## Material supplied:
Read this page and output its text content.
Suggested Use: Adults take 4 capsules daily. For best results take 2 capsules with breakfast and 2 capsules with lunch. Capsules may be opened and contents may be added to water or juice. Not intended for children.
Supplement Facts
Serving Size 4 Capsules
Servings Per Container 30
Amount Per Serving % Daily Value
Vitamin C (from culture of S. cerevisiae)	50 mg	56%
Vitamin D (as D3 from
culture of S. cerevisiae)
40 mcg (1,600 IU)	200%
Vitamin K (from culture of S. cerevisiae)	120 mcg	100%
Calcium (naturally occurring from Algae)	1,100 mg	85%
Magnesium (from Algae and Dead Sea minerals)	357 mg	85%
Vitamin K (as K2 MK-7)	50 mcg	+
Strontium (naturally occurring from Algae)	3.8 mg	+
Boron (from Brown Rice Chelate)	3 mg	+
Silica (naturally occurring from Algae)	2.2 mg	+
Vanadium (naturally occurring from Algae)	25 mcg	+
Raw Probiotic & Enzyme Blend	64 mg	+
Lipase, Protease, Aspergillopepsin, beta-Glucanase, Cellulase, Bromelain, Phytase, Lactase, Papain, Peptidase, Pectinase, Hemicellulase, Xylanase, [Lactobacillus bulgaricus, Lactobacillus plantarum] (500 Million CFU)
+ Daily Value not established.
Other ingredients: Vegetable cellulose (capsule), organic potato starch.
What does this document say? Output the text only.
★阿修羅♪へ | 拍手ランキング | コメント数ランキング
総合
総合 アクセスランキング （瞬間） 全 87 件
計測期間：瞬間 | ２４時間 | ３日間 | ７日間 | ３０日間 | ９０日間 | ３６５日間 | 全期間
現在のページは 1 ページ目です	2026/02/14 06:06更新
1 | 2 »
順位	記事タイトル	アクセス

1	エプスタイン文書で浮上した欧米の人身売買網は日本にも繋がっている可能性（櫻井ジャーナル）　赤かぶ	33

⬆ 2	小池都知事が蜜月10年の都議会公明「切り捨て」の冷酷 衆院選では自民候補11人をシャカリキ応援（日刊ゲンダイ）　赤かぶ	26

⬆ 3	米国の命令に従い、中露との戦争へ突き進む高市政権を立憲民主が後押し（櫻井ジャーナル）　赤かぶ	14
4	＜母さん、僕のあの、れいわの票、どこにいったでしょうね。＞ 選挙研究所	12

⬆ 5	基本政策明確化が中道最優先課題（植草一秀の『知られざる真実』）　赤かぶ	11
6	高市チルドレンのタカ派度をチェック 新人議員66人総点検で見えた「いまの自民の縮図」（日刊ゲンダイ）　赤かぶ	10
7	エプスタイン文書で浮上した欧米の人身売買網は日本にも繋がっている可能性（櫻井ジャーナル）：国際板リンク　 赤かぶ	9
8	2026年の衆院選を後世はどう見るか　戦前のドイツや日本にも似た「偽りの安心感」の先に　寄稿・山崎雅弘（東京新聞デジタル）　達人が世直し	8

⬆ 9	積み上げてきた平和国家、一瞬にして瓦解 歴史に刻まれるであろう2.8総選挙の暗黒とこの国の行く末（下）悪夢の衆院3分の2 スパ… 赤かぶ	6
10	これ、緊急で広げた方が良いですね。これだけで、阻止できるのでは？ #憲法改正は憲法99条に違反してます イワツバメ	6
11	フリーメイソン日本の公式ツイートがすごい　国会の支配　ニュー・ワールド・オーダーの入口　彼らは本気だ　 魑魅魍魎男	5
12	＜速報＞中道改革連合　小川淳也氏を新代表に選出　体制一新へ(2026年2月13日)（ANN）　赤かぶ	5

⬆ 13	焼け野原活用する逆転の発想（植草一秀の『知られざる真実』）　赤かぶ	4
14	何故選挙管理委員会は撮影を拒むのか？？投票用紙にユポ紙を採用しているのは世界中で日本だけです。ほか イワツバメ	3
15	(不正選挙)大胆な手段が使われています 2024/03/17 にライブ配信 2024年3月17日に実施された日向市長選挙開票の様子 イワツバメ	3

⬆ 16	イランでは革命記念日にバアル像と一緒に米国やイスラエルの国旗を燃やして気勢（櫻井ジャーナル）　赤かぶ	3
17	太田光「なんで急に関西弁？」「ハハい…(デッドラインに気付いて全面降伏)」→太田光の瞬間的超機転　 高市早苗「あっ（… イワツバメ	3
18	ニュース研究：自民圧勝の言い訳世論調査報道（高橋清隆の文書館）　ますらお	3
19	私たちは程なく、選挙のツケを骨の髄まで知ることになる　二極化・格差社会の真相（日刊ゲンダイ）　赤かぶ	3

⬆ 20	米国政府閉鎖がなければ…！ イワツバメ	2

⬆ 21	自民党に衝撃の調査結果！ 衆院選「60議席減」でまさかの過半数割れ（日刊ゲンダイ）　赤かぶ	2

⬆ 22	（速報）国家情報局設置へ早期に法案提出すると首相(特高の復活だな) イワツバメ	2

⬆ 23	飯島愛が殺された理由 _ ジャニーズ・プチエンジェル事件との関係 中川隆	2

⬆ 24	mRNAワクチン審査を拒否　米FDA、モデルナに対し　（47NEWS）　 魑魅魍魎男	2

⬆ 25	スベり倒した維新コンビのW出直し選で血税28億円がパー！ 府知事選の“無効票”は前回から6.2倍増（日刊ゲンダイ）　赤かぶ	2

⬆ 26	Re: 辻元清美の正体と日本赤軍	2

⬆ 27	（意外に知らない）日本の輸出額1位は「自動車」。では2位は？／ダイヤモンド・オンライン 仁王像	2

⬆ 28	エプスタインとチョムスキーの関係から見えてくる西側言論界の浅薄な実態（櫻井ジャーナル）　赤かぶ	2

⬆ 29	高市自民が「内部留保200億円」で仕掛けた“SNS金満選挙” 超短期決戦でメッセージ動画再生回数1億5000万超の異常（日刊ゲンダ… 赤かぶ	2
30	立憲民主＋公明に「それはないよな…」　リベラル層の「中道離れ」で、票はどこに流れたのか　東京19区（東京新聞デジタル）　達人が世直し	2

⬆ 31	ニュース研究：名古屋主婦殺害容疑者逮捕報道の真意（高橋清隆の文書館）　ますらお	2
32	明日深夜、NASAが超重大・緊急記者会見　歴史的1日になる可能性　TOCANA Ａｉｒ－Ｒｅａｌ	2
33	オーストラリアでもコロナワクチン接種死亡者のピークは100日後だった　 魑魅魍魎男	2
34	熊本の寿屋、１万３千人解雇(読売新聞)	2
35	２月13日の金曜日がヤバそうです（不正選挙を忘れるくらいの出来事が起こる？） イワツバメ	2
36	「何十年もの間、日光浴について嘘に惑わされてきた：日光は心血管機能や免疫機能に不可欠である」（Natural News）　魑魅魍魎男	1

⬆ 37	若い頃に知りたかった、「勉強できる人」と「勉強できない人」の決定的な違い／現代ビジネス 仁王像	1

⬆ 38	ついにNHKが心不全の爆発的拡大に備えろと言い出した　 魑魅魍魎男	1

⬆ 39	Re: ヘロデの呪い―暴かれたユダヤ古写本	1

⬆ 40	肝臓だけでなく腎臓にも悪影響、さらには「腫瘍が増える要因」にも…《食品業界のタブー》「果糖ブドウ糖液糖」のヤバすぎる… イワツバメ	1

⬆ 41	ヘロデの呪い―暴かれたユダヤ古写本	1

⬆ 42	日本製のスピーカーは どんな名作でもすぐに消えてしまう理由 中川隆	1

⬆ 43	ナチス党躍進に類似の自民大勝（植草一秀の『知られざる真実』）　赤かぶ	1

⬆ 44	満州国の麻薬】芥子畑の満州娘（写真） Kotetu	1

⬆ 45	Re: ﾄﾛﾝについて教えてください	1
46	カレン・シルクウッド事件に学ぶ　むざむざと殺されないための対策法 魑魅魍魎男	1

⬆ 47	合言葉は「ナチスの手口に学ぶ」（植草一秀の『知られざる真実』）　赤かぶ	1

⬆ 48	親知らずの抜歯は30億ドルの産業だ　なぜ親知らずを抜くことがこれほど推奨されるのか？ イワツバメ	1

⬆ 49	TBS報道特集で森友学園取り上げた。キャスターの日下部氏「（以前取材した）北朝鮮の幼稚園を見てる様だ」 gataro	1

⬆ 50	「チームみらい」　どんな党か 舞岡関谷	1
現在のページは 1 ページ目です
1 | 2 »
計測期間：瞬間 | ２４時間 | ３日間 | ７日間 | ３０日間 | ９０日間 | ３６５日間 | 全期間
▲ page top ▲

## Exercise:
Please go through the data above and copy each line that has the word "植草一秀の".

## Task result:
⬆ 5	基本政策明確化が中道最優先課題（植草一秀の『知られざる真実』）　赤かぶ	11
⬆ 13	焼け野原活用する逆転の発想（植草一秀の『知られざる真実』）　赤かぶ	4
⬆ 43	ナチス党躍進に類似の自民大勝（植草一秀の『知られざる真実』）　赤かぶ	1
⬆ 47	合言葉は「ナチスの手口に学ぶ」（植草一秀の『知られざる真実』）　赤かぶ	1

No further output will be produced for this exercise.